***** RECORDED DATA *****

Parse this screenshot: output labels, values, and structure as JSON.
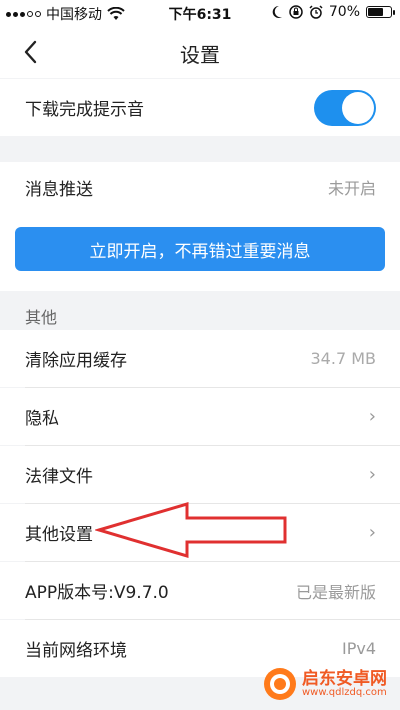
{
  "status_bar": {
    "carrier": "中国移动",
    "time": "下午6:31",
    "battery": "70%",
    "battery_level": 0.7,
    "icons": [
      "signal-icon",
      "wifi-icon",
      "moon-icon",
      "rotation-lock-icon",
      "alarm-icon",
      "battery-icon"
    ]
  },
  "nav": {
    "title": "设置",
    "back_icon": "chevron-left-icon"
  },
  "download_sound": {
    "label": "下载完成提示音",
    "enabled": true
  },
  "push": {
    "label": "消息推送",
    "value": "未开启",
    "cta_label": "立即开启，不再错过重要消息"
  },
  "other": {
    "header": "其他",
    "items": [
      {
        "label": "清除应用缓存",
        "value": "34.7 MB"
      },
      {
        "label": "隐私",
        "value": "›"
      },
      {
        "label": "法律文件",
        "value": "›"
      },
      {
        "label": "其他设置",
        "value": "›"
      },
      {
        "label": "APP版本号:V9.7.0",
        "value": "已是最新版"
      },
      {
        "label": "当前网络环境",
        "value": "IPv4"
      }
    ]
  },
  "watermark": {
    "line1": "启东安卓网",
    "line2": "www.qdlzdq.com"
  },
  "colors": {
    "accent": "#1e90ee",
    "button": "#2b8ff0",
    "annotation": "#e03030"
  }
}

*****

● **WORK INSTRUCTIONS**
Each record above should come back exactly the same, only without its pictures.

● **EXERCISE SOLUTION**
Parse this screenshot: output labels, values, and structure as JSON.
{
  "status_bar": {
    "carrier": "中国移动",
    "time": "下午6:31",
    "battery": "70%",
    "battery_level": 0.7,
    "icons": [
      "signal-icon",
      "wifi-icon",
      "moon-icon",
      "rotation-lock-icon",
      "alarm-icon",
      "battery-icon"
    ]
  },
  "nav": {
    "title": "设置",
    "back_icon": "chevron-left-icon"
  },
  "download_sound": {
    "label": "下载完成提示音",
    "enabled": true
  },
  "push": {
    "label": "消息推送",
    "value": "未开启",
    "cta_label": "立即开启，不再错过重要消息"
  },
  "other": {
    "header": "其他",
    "items": [
      {
        "label": "清除应用缓存",
        "value": "34.7 MB"
      },
      {
        "label": "隐私",
        "value": "›"
      },
      {
        "label": "法律文件",
        "value": "›"
      },
      {
        "label": "其他设置",
        "value": "›"
      },
      {
        "label": "APP版本号:V9.7.0",
        "value": "已是最新版"
      },
      {
        "label": "当前网络环境",
        "value": "IPv4"
      }
    ]
  },
  "watermark": {
    "line1": "启东安卓网",
    "line2": "www.qdlzdq.com"
  },
  "colors": {
    "accent": "#1e90ee",
    "button": "#2b8ff0",
    "annotation": "#e03030"
  }
}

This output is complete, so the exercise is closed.